#### Raw records
● ● ●

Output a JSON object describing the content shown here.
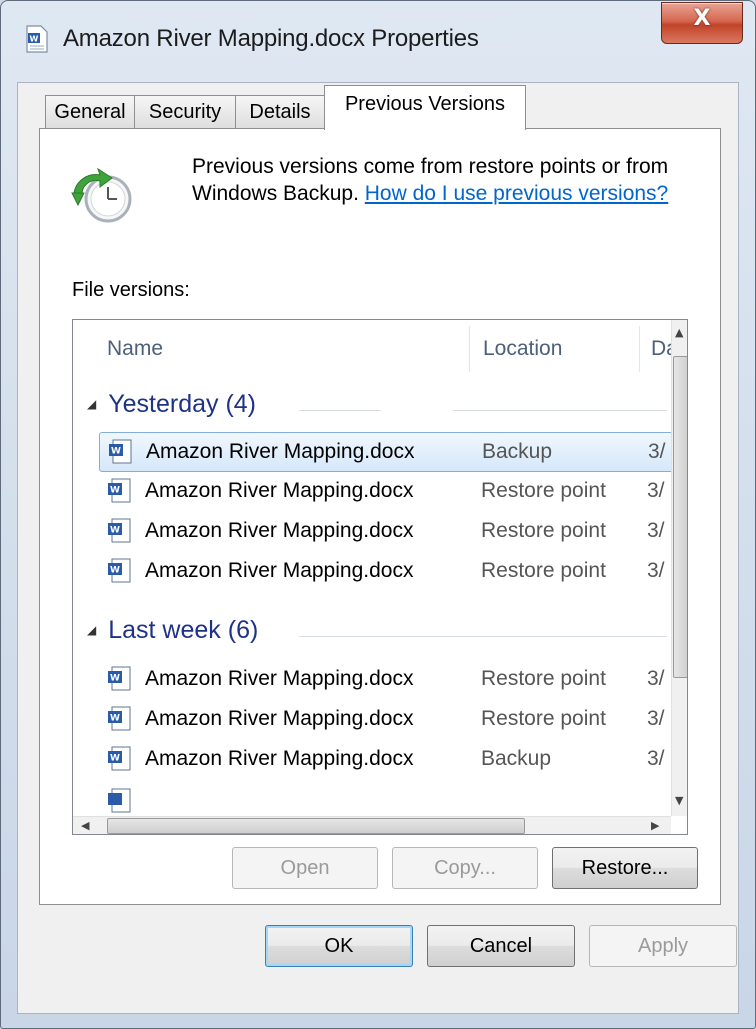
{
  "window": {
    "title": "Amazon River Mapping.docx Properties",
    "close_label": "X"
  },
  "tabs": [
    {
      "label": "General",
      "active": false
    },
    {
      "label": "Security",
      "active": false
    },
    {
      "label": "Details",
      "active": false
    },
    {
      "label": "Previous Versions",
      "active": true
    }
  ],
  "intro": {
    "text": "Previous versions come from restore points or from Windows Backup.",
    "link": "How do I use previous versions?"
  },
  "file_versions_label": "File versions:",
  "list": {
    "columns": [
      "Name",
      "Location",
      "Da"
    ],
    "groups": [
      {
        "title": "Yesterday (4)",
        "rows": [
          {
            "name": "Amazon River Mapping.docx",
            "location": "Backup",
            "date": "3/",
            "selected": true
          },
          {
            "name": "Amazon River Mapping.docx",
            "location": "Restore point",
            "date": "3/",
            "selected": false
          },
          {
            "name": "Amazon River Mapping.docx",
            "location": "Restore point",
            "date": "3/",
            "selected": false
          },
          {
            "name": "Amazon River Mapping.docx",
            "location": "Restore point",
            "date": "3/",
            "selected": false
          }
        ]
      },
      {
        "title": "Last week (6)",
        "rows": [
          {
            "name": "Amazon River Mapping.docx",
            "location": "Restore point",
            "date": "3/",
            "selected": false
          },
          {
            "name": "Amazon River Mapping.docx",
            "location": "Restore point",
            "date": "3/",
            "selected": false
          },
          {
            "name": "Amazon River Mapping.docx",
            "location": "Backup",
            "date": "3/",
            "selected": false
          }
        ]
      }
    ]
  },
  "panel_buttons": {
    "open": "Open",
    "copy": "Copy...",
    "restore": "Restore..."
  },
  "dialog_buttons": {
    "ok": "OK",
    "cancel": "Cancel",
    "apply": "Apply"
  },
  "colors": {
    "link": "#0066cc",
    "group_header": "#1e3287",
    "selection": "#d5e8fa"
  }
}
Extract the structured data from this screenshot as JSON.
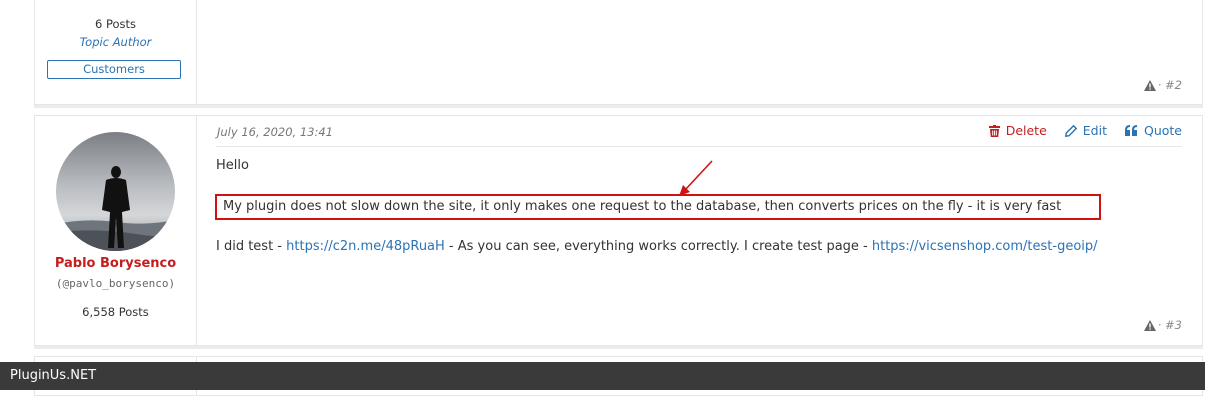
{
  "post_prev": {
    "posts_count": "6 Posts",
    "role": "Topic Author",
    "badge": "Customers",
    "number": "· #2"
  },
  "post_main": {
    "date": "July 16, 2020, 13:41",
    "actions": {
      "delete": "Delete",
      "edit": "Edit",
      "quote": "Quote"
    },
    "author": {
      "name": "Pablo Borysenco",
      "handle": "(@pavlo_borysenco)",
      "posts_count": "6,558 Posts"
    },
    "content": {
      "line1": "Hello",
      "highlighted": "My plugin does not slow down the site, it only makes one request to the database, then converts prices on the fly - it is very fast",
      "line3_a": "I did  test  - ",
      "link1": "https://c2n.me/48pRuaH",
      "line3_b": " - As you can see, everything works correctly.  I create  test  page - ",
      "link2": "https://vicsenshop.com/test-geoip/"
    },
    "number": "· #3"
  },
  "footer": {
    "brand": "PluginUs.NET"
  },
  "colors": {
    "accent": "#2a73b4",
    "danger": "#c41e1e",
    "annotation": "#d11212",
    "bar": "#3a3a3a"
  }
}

● ● ●

#### SHORT PROBLEM
The listing above must be printed again exactly, minus its pictures.

#### FINAL RESULT
Output a JSON object describing the content shown here.
{
  "window": {
    "title": "Amazon River Mapping.docx Properties",
    "close_label": "X"
  },
  "tabs": [
    {
      "label": "General",
      "active": false
    },
    {
      "label": "Security",
      "active": false
    },
    {
      "label": "Details",
      "active": false
    },
    {
      "label": "Previous Versions",
      "active": true
    }
  ],
  "intro": {
    "text": "Previous versions come from restore points or from Windows Backup.",
    "link": "How do I use previous versions?"
  },
  "file_versions_label": "File versions:",
  "list": {
    "columns": [
      "Name",
      "Location",
      "Da"
    ],
    "groups": [
      {
        "title": "Yesterday (4)",
        "rows": [
          {
            "name": "Amazon River Mapping.docx",
            "location": "Backup",
            "date": "3/",
            "selected": true
          },
          {
            "name": "Amazon River Mapping.docx",
            "location": "Restore point",
            "date": "3/",
            "selected": false
          },
          {
            "name": "Amazon River Mapping.docx",
            "location": "Restore point",
            "date": "3/",
            "selected": false
          },
          {
            "name": "Amazon River Mapping.docx",
            "location": "Restore point",
            "date": "3/",
            "selected": false
          }
        ]
      },
      {
        "title": "Last week (6)",
        "rows": [
          {
            "name": "Amazon River Mapping.docx",
            "location": "Restore point",
            "date": "3/",
            "selected": false
          },
          {
            "name": "Amazon River Mapping.docx",
            "location": "Restore point",
            "date": "3/",
            "selected": false
          },
          {
            "name": "Amazon River Mapping.docx",
            "location": "Backup",
            "date": "3/",
            "selected": false
          }
        ]
      }
    ]
  },
  "panel_buttons": {
    "open": "Open",
    "copy": "Copy...",
    "restore": "Restore..."
  },
  "dialog_buttons": {
    "ok": "OK",
    "cancel": "Cancel",
    "apply": "Apply"
  },
  "colors": {
    "link": "#0066cc",
    "group_header": "#1e3287",
    "selection": "#d5e8fa"
  }
}
Extract the structured data from this screenshot as JSON.
{
  "post_prev": {
    "posts_count": "6 Posts",
    "role": "Topic Author",
    "badge": "Customers",
    "number": "· #2"
  },
  "post_main": {
    "date": "July 16, 2020, 13:41",
    "actions": {
      "delete": "Delete",
      "edit": "Edit",
      "quote": "Quote"
    },
    "author": {
      "name": "Pablo Borysenco",
      "handle": "(@pavlo_borysenco)",
      "posts_count": "6,558 Posts"
    },
    "content": {
      "line1": "Hello",
      "highlighted": "My plugin does not slow down the site, it only makes one request to the database, then converts prices on the fly - it is very fast",
      "line3_a": "I did  test  - ",
      "link1": "https://c2n.me/48pRuaH",
      "line3_b": " - As you can see, everything works correctly.  I create  test  page - ",
      "link2": "https://vicsenshop.com/test-geoip/"
    },
    "number": "· #3"
  },
  "footer": {
    "brand": "PluginUs.NET"
  },
  "colors": {
    "accent": "#2a73b4",
    "danger": "#c41e1e",
    "annotation": "#d11212",
    "bar": "#3a3a3a"
  }
}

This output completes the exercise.